Find the word "Precipitation" in the data. Return every line where it appears.

Entries from a visual dataset
..............................

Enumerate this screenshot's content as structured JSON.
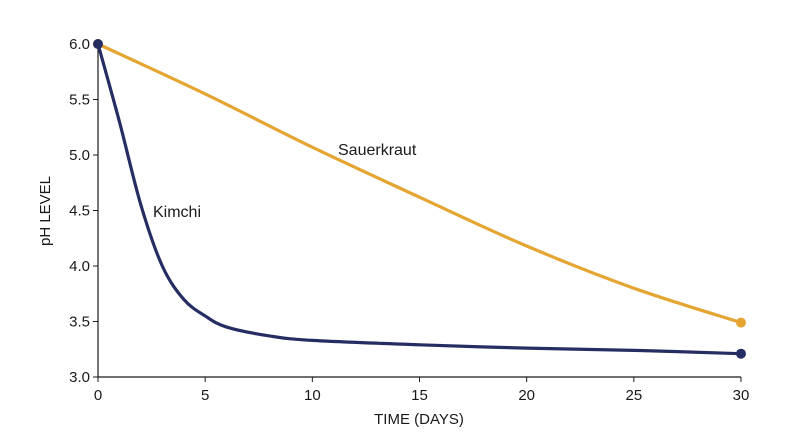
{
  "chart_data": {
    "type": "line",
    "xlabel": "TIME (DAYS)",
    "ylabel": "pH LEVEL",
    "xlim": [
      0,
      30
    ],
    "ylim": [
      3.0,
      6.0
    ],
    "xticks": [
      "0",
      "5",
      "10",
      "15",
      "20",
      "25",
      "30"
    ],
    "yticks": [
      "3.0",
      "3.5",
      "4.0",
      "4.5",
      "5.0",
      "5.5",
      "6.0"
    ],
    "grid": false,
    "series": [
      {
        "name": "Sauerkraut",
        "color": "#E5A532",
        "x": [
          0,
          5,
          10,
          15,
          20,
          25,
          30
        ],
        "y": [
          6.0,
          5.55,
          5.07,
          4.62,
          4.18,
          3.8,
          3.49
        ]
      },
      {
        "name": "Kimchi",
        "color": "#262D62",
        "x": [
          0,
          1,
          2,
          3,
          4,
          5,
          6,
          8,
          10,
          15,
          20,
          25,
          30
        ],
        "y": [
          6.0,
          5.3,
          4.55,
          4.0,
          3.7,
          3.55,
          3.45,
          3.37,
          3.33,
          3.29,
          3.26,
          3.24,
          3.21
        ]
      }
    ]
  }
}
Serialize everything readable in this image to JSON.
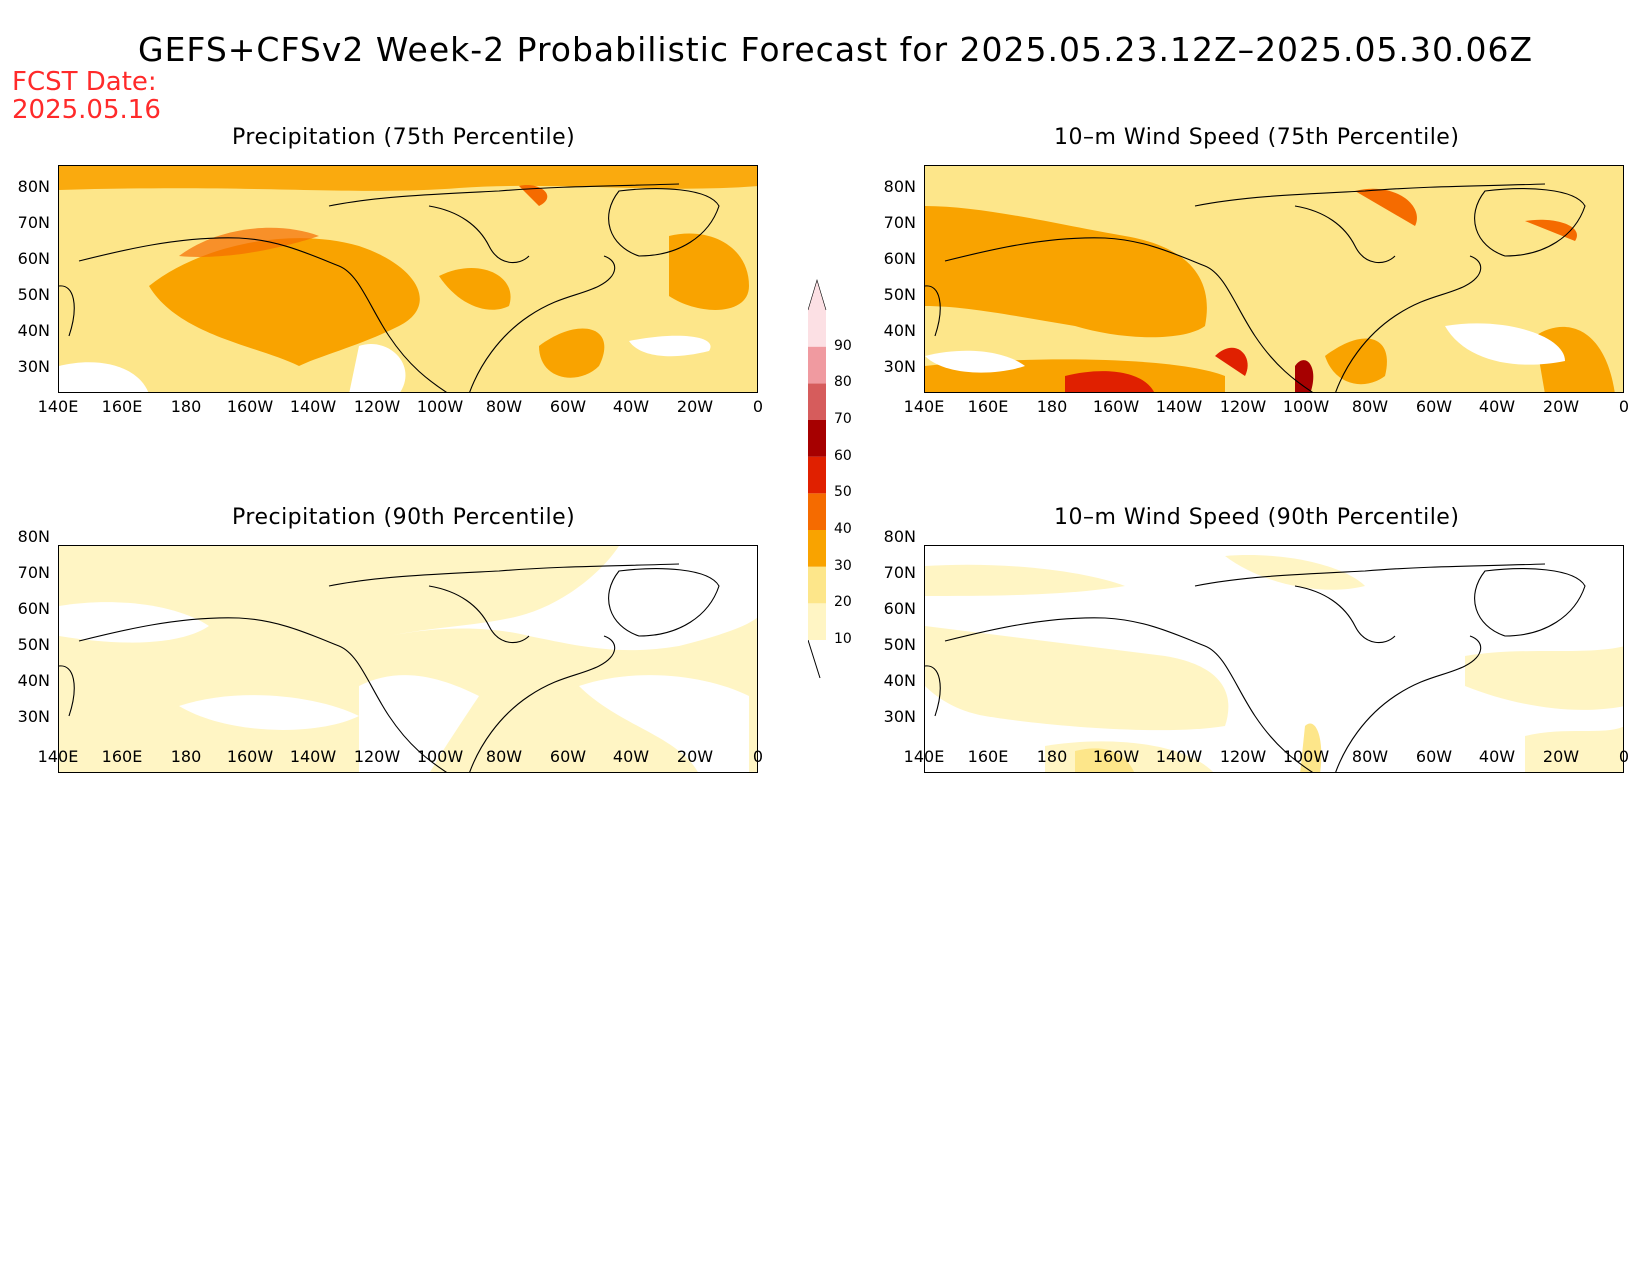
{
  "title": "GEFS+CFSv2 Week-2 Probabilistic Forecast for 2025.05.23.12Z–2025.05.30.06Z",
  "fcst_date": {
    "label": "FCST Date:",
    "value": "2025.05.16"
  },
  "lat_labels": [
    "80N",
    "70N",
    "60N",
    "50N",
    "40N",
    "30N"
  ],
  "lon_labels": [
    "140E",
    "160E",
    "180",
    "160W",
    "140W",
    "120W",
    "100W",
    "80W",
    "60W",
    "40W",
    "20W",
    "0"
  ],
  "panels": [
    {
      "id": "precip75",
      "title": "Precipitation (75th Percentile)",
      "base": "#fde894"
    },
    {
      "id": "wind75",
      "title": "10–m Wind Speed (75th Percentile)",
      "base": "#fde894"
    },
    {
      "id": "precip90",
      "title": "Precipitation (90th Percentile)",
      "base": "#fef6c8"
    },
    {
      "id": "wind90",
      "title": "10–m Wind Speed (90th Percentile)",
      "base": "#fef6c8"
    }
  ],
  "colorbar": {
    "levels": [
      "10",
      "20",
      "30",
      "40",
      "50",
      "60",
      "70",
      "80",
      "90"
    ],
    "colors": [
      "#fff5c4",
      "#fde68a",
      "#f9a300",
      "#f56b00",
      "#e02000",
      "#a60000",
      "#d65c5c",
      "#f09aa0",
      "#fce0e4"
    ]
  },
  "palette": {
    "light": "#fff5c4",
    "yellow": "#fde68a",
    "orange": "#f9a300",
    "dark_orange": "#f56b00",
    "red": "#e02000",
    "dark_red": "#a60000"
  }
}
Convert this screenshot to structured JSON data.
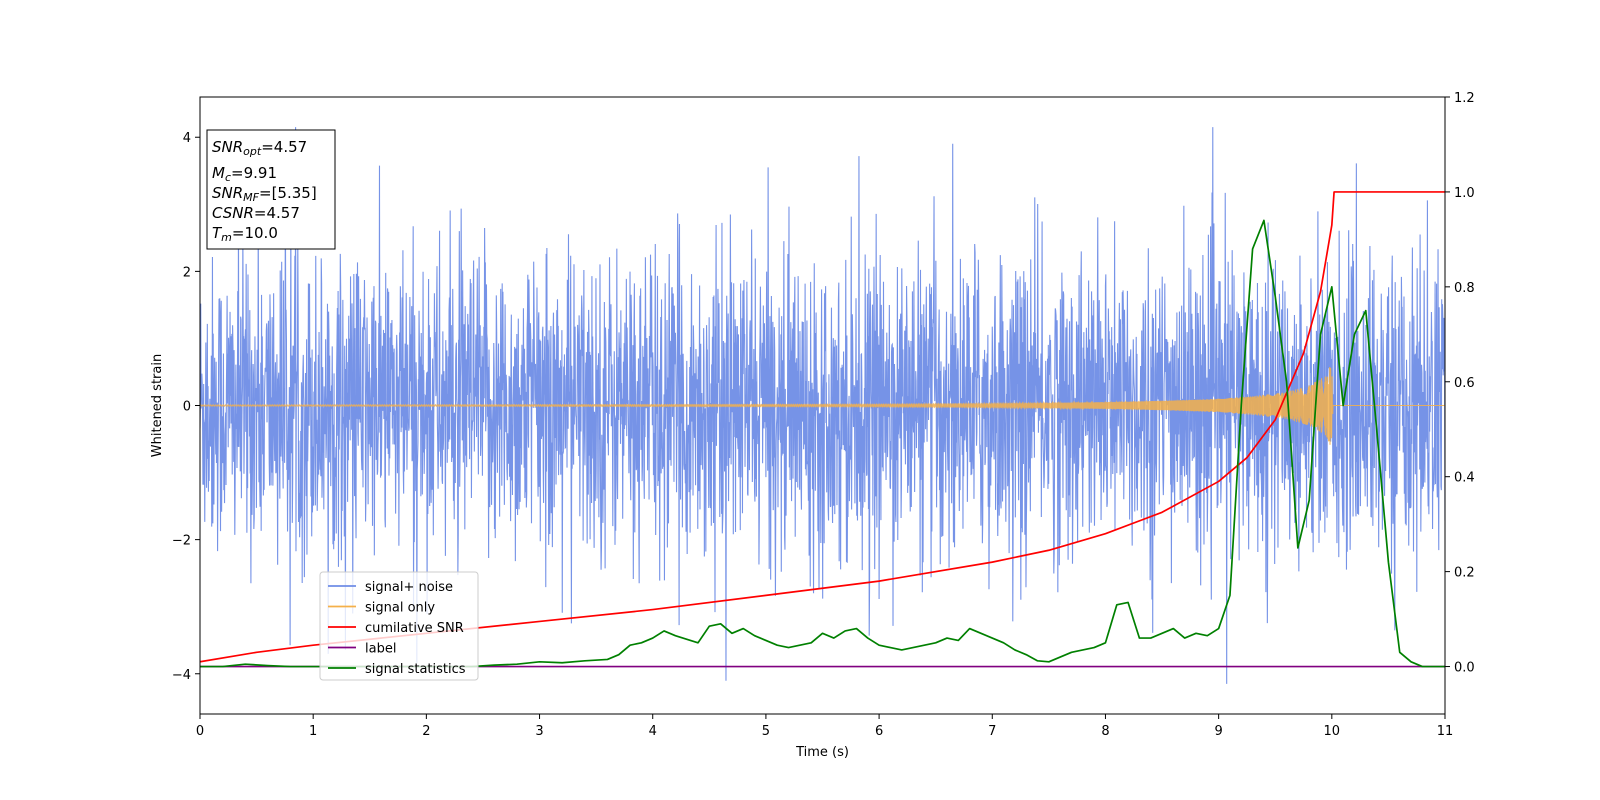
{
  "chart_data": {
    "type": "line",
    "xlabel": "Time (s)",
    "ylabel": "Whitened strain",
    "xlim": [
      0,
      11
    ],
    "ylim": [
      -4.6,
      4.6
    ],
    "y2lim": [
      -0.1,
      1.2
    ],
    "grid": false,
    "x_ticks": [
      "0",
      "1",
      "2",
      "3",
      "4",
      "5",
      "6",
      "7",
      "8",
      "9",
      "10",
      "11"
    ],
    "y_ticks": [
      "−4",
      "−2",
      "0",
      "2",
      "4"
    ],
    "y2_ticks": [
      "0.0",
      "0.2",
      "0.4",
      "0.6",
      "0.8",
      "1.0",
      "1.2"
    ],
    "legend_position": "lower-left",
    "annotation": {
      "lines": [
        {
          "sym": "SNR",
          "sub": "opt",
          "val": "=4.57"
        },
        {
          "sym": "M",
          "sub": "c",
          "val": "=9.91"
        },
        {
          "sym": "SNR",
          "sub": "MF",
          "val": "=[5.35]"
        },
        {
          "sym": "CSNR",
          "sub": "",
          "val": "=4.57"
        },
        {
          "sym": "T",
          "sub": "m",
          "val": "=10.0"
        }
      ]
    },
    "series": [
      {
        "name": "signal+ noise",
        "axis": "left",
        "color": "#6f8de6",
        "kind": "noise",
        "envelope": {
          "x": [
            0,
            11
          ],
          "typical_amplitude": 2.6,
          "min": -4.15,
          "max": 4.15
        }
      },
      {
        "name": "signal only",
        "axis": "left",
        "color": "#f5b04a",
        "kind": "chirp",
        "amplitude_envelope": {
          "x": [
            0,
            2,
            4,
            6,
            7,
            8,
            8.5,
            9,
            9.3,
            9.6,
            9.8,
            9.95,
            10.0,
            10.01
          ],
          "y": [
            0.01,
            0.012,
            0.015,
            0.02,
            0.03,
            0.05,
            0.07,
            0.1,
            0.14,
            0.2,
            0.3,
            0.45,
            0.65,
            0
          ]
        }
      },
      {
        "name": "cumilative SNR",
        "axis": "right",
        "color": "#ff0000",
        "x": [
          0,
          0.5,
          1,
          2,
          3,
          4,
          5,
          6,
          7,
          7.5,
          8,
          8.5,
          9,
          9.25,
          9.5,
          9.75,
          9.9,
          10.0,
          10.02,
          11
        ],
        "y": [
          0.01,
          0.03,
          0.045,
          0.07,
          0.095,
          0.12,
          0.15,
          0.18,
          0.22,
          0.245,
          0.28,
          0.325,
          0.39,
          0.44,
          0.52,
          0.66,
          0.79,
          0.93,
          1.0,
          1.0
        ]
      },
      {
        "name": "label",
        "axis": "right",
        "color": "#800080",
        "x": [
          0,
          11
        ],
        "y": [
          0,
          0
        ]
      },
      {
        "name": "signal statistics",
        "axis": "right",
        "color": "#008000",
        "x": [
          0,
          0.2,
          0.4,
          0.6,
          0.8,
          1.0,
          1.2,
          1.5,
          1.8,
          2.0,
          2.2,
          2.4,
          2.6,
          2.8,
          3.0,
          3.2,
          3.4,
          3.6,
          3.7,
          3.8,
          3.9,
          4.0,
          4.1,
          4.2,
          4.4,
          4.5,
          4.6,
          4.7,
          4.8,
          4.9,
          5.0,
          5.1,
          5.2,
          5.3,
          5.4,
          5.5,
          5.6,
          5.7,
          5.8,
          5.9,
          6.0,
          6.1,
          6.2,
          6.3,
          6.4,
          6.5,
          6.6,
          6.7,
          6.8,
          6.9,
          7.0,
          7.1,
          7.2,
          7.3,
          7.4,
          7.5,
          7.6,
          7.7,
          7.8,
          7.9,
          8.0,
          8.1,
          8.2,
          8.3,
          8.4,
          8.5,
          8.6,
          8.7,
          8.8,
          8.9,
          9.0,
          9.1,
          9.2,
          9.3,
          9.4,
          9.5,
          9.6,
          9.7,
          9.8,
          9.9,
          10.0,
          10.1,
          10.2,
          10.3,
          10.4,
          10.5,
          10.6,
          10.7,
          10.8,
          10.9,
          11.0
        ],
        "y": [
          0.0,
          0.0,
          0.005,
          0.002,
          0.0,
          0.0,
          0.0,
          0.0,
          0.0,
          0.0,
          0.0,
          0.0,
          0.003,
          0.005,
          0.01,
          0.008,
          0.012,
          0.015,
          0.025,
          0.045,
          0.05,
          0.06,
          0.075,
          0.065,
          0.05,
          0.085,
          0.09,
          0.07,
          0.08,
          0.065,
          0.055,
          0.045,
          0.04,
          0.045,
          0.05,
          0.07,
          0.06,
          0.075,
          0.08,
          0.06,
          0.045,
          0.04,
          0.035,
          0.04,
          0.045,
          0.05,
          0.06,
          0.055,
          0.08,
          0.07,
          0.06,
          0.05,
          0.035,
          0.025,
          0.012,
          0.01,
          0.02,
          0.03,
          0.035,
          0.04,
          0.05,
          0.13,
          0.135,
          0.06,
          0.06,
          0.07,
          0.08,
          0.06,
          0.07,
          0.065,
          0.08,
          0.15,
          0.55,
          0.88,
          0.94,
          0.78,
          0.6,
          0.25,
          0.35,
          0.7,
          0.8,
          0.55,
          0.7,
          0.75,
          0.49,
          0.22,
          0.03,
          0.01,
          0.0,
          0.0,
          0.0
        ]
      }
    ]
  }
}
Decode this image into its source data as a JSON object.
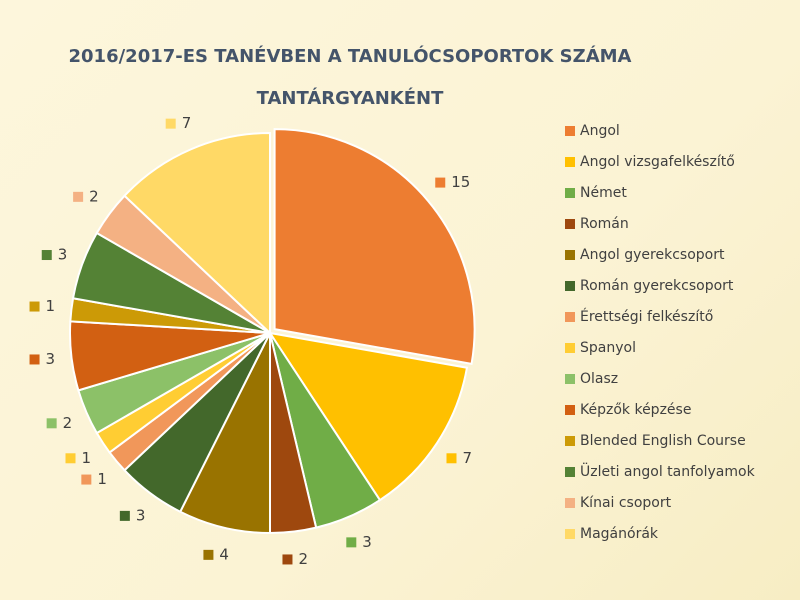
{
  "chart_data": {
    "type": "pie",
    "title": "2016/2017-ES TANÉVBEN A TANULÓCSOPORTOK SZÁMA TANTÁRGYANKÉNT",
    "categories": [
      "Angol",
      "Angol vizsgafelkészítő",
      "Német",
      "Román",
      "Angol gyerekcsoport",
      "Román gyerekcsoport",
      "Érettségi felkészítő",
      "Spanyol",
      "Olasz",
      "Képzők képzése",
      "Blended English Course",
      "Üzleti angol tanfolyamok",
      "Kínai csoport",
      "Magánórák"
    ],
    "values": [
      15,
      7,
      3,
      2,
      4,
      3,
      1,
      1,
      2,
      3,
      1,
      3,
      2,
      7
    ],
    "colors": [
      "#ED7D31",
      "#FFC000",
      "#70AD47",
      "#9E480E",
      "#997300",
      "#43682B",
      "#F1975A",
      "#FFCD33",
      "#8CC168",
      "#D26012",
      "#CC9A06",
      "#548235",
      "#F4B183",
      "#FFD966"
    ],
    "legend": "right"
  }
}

..............................

Solution to this task:
      "title": "Precipitation (75th Percentile)",
      "title": "Precipitation (90th Percentile)",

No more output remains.